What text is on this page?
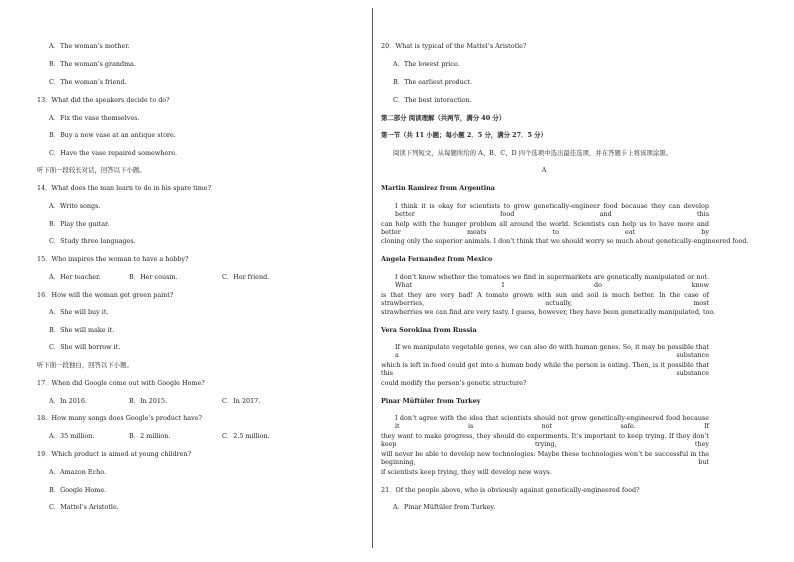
A．The woman’s mother.
B．The woman’s grandma.
C．The woman’s friend.
13．What did the speakers decide to do?
A．Fix the vase themselves.
B．Buy a new vase at an antique store.
C．Have the vase repaired somewhere.
听下面一段较长对话，回答以下小题。
14．What does the man learn to do in his spare time?
A．Write songs.
B．Play the guitar.
C．Study three languages.
15．Who inspires the woman to have a hobby?
A．Her teacher.	B．Her cousin.	C．Her friend.
16．How will the woman get green paint?
A．She will buy it.
B．She will make it.
C．She will borrow it.
听下面一段独白，回答以下小题。
17．When did Google come out with Google Home?
A．In 2016.	B．In 2015.	C．In 2017.
18．How many songs does Google’s product have?
A．35 million.	B．2 million.	C．2.5 million.
19．Which product is aimed at young children?
A．Amazon Echo.
B．Google Home.
C．Mattel’s Aristotle.
20．What is typical of the Mattel’s Aristotle?
A．The lowest price.
B．The earliest product.
C．The best interaction.
第二部分 阅读理解（共两节，满分 40 分）
第一节（共 11 小题；每小题 2．5 分，满分 27．5 分）
阅读下列短文，从每题所给的 A、B、C、D 四个选项中选出最佳选项，并在答题卡上将该项涂黑。
A
Martin Ramirez from Argentina
I think it is okay for scientists to grow genetically-engineer food because they can develop better food and this
can help with the hunger problem all around the world. Scientists can help us to have more and better meats to eat by
cloning only the superior animals. I don’t think that we should worry so much about genetically-engineered food.
Angela Fernandez from Mexico
I don’t know whether the tomatoes we find in supermarkets are genetically manipulated or not. What I do know
is that they are very bad! A tomato grown with sun and soil is much better. In the case of strawberries, actually, most
strawberries we can find are very tasty. I guess, however, they have been genetically manipulated, too.
Vera Sorokina from Russia
If we manipulate vegetable genes, we can also do with human genes. So, it may be possible that a substance
which is left in food could get into a human body while the person is eating. Then, is it possible that this substance
could modify the person’s genetic structure?
Pinar Müftüler from Turkey
I don’t agree with the idea that scientists should not grow genetically-engineered food because it is not safe. If
they want to make progress, they should do experiments. It’s important to keep trying. If they don’t keep trying, they
will never be able to develop new technologies. Maybe these technologies won’t be successful in the beginning, but
if scientists keep trying, they will develop new ways.
21．Of the people above, who is obviously against genetically-engineered food?
A．Pinar Müftüler from Turkey.
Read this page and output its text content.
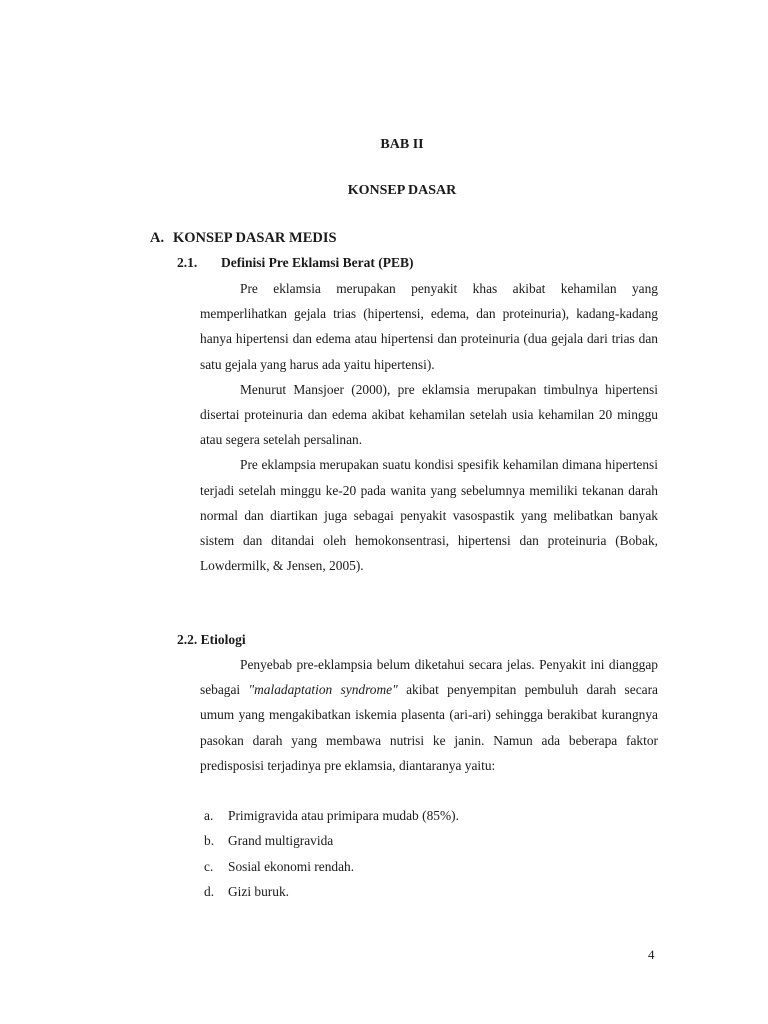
BAB II
KONSEP DASAR
A. KONSEP DASAR MEDIS
2.1. Definisi Pre Eklamsi Berat (PEB)

Pre eklamsia merupakan penyakit khas akibat kehamilan yang memperlihatkan gejala trias (hipertensi, edema, dan proteinuria), kadang-kadang hanya hipertensi dan edema atau hipertensi dan proteinuria (dua gejala dari trias dan satu gejala yang harus ada yaitu hipertensi).

Menurut Mansjoer (2000), pre eklamsia merupakan timbulnya hipertensi disertai proteinuria dan edema akibat kehamilan setelah usia kehamilan 20 minggu atau segera setelah persalinan.

Pre eklampsia merupakan suatu kondisi spesifik kehamilan dimana hipertensi terjadi setelah minggu ke-20 pada wanita yang sebelumnya memiliki tekanan darah normal dan diartikan juga sebagai penyakit vasospastik yang melibatkan banyak sistem dan ditandai oleh hemokonsentrasi, hipertensi dan proteinuria (Bobak, Lowdermilk, & Jensen, 2005).

2.2. Etiologi

Penyebab pre-eklampsia belum diketahui secara jelas. Penyakit ini dianggap sebagai "maladaptation syndrome" akibat penyempitan pembuluh darah secara umum yang mengakibatkan iskemia plasenta (ari-ari) sehingga berakibat kurangnya pasokan darah yang membawa nutrisi ke janin. Namun ada beberapa faktor predisposisi terjadinya pre eklamsia, diantaranya yaitu:

a. Primigravida atau primipara mudab (85%).
b. Grand multigravida
c. Sosial ekonomi rendah.
d. Gizi buruk.
4
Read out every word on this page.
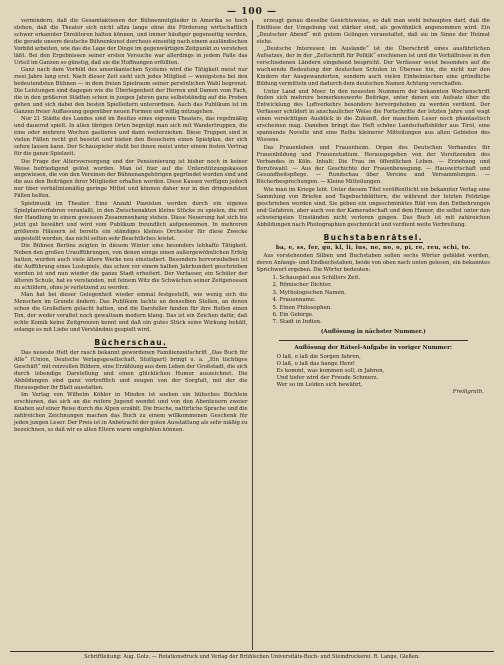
— 100 —

vermindern, daß die Gesamtaktionen der Bühnenmitglieder in Amerika so hoch stehen, daß die Theater sich nicht allzu lange ohne die Förderung wirtschaftlich schwer erkannter Direktoren halten können, und immer häufiger gegenseitig werden, die gerade unsere deutsche Bühnenkunst durchaus einseitig nach einem ausländischen Vorbild arbeiten, wie das die Lage der Dinge im gegenwärtigen Zeitpunkt zu verstehen läßt. Bei den Ergebnissen seiner ersten Versuche war allerdings in jedem Falle das Urteil im Ganzen so günstig, daß sie die Hoffnungen erfüllten.

Ganz nach dem Vorbild des amerikanischen Systems wird die Tätigkeit meist nur zwei Jahre lang erst. Nach dieser Zeit sieht sich jedes Mitglied — wenigstens bei den bedeutendsten Bühnen — in dem freien Spielraum seiner persönlichen Wahl begrenzt. Die Leistungen sind dagegen wie die Überlegenheit der Herren und Damen vom Fach, die in den größeren Städten schon in jungen Jahren ganz selbstständig auf die Proben gehen und sich dabei den besten Spielleitern unterordnen. Auch das Publikum ist im Ganzen freier Auffassung gegenüber neuen Formen und willig mitzugehen.

Nur 21 Städte des Landes sind im Besitze eines eigenen Theaters, das regelmäßig und dauernd spielt. In allen übrigen Orten begnügt man sich mit Wandertruppen, die eine oder mehrere Wochen gastieren und dann weiterziehen. Diese Truppen sind in vielen Fällen recht gut besetzt und bieten den Besuchern einen Spielplan, der sich sehen lassen kann. Der Schauspieler steht bei ihnen meist unter einem festen Vertrag für die ganze Spielzeit.

Die Frage der Altersversorgung und der Pensionierung ist bisher noch in keiner Weise befriedigend gelöst worden. Man ist hier auf die Unterstützungskassen angewiesen, die von den Vereinen der Bühnenangehörigen gegründet worden sind und die aus den Beiträgen ihrer Mitglieder erhalten werden. Diese Kassen verfügen jedoch nur über verhältnismäßig geringe Mittel und können daher nur in den dringendsten Fällen helfen.

Spielmusik im Theater. Eine Anzahl Pianisten werden durch ein eigenes Spielplanverfahren veranlaßt, in den Zwischenakten kleine Stücke zu spielen, die mit der Handlung in einem gewissen Zusammenhang stehen. Diese Neuerung hat sich bis jetzt gut bewährt und wird vom Publikum freundlich aufgenommen. In mehreren größeren Häusern ist bereits ein ständiges kleines Orchester für diese Zwecke angestellt worden, das nicht selten sehr Beachtliches leistet.

Die Bühnen Berlins zeigten in diesem Winter eine besonders lebhafte Tätigkeit. Neben den großen Uraufführungen, von denen einige einen außergewöhnlichen Erfolg hatten, wurden auch viele ältere Werke neu einstudiert. Besonders hervorzuheben ist die Aufführung eines Lustspiels, das schon vor einem halben Jahrhundert geschrieben worden ist und nun wieder die ganze Stadt erheitert. Der Verfasser, ein Schüler der älteren Schule, hat es verstanden, mit feinem Witz die Schwächen seiner Zeitgenossen zu schildern, ohne je verletzend zu werden.

Man hat bei dieser Gelegenheit wieder einmal festgestellt, wie wenig sich die Menschen im Grunde ändern. Das Publikum lachte an denselben Stellen, an denen schon die Großeltern gelacht hatten, und die Darsteller fanden für ihre Rollen einen Ton, der weder veraltet noch gewaltsam modern klang. Das ist ein Zeichen dafür, daß echte Komik keine Zeitgrenzen kennt und daß ein gutes Stück seine Wirkung behält, solange es mit Liebe und Verständnis gespielt wird.

Bücherschau.

Das neueste Heft der rasch bekannt gewordenen Familienzeitschrift „Das Buch für Alle“ (Union, Deutsche Verlagsgesellschaft, Stuttgart) bringt u. a. „Ein tüchtiges Geschäft“ mit reizvollen Bildern, eine Erzählung aus dem Leben der Großstadt, die sich durch lebendige Darstellung und einen glücklichen Humor auszeichnet. Die Abbildungen sind ganz vortrefflich und zeugen von der Sorgfalt, mit der die Herausgeber ihr Blatt ausstatten.

Im Verlag von Wilhelm Köhler in Minden ist soeben ein hübsches Büchlein erschienen, das sich an die reifere Jugend wendet und von den Abenteuern zweier Knaben auf einer Reise durch die Alpen erzählt. Die frische, natürliche Sprache und die zahlreichen Zeichnungen machen das Buch zu einem willkommenen Geschenk für jeden jungen Leser. Der Preis ist in Anbetracht der guten Ausstattung als sehr mäßig zu bezeichnen, so daß wir es allen Eltern warm empfehlen können.

erzeugt genau dieselbe Gesichtsweise, so daß man wohl behaupten darf, daß die Einflüsse der Umgebung viel stärker sind, als gewöhnlich angenommen wird. Ein „Deutscher Abend“ mit gutem Gelingen veranstaltet, daß sie im Sinne der Heimat stehe.

„Deutsche Interessen im Auslande“ ist die Überschrift eines ausführlichen Aufsatzes, der in der „Zeitschrift für Politik“ erschienen ist und die Verhältnisse in den verschiedenen Ländern eingehend bespricht. Der Verfasser weist besonders auf die wachsende Bedeutung der deutschen Schulen in Übersee hin, die nicht nur den Kindern der Ausgewanderten, sondern auch vielen Einheimischen eine gründliche Bildung vermitteln und dadurch dem deutschen Namen Achtung verschaffen.

Unter Land und Meer. In den neuesten Nummern der bekannten Wochenschrift finden sich mehrere bemerkenswerte Beiträge, unter denen ein Aufsatz über die Entwicklung des Luftverkehrs besonders hervorgehoben zu werden verdient. Der Verfasser schildert in anschaulicher Weise die Fortschritte der letzten Jahre und wagt einen vorsichtigen Ausblick in die Zukunft, der manchem Leser noch phantastisch erscheinen mag. Daneben bringt das Heft schöne Landschaftsbilder aus Tirol, eine spannende Novelle und eine Reihe kleinerer Mitteilungen aus allen Gebieten des Wissens.

Das Frauenleben und Frauenheim. Organ des Deutschen Verbandes für Frauenbildung und Frauenstudium. Herausgegeben von der Vorsitzenden des Verbandes in Köln. Inhalt: Die Frau im öffentlichen Leben. — Erziehung und Berufswahl. — Aus der Geschichte der Frauenbewegung. — Hauswirtschaft und Gesundheitspflege. — Rundschau über Vereine und Versammlungen. — Bücherbesprechungen. — Kleine Mitteilungen.

Wie man im Kriege lebt. Unter diesem Titel veröffentlicht ein bekannter Verlag eine Sammlung von Briefen und Tagebuchblättern, die während der letzten Feldzüge geschrieben worden sind. Sie geben ein ungeschminktes Bild von den Entbehrungen und Gefahren, aber auch von der Kameradschaft und dem Humor, die selbst unter den schwierigsten Umständen nicht verloren gingen. Das Buch ist mit zahlreichen Abbildungen nach Photographien geschmückt und verdient weite Verbreitung.

Buchstabenrätsel.
ba, e, ss, fer, gu, kl, li, lus, ne, no, o, pi, re, reu, schi, to.

Aus vorstehenden Silben und Buchstaben sollen sechs Wörter gebildet werden, deren Anfangs- und Endbuchstaben, beide von oben nach unten gelesen, ein bekanntes Sprichwort ergeben. Die Wörter bedeuten:

1. Schauspiel aus Schillers Zeit.
2. Römischer Dichter.
3. Mythologischen Namen.
4. Frauenname.
5. Einen Philosophen.
6. Ein Gebirge.
7. Stadt in Indien.
(Auflösung in nächster Nummer.)
Auflösung der Rätsel-Aufgabe in voriger Nummer:
O laß, o laß die Sorgen fahren,
O laß, o laß das bange Herz!
Es kommt, was kommen soll, in Jahren,
Und tiefer wird der Freude Schmerz.
Wer so im Leiden sich bewährt,
Freiligrath.
Schriftleitung: Aug. Gotz. — Rotationsdruck und Verlag der Brühlschen Universitäts-Buch- und Steindruckerei. R. Lange, Gießen.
•••••
• TASK PROMPT
Please copy out every line of the preceding listing that carries "Leben".

• SOLUTION FOR THIS TASK
Das neueste Heft der rasch bekannt gewordenen Familienzeitschrift „Das Buch für Alle“ (Union, Deutsche Verlagsgesellschaft, Stuttgart) bringt u. a. „Ein tüchtiges Geschäft“ mit reizvollen Bildern, eine Erzählung aus dem Leben der Großstadt, die sich durch lebendige Darstellung und einen glücklichen Humor auszeichnet. Die Abbildungen sind ganz vortrefflich und zeugen von der Sorgfalt, mit der die Herausgeber ihr Blatt ausstatten.
Das Frauenleben und Frauenheim. Organ des Deutschen Verbandes für Frauenbildung und Frauenstudium. Herausgegeben von der Vorsitzenden des Verbandes in Köln. Inhalt: Die Frau im öffentlichen Leben. — Erziehung und Berufswahl. — Aus der Geschichte der Frauenbewegung. — Hauswirtschaft und Gesundheitspflege. — Rundschau über Vereine und Versammlungen. — Bücherbesprechungen. — Kleine Mitteilungen.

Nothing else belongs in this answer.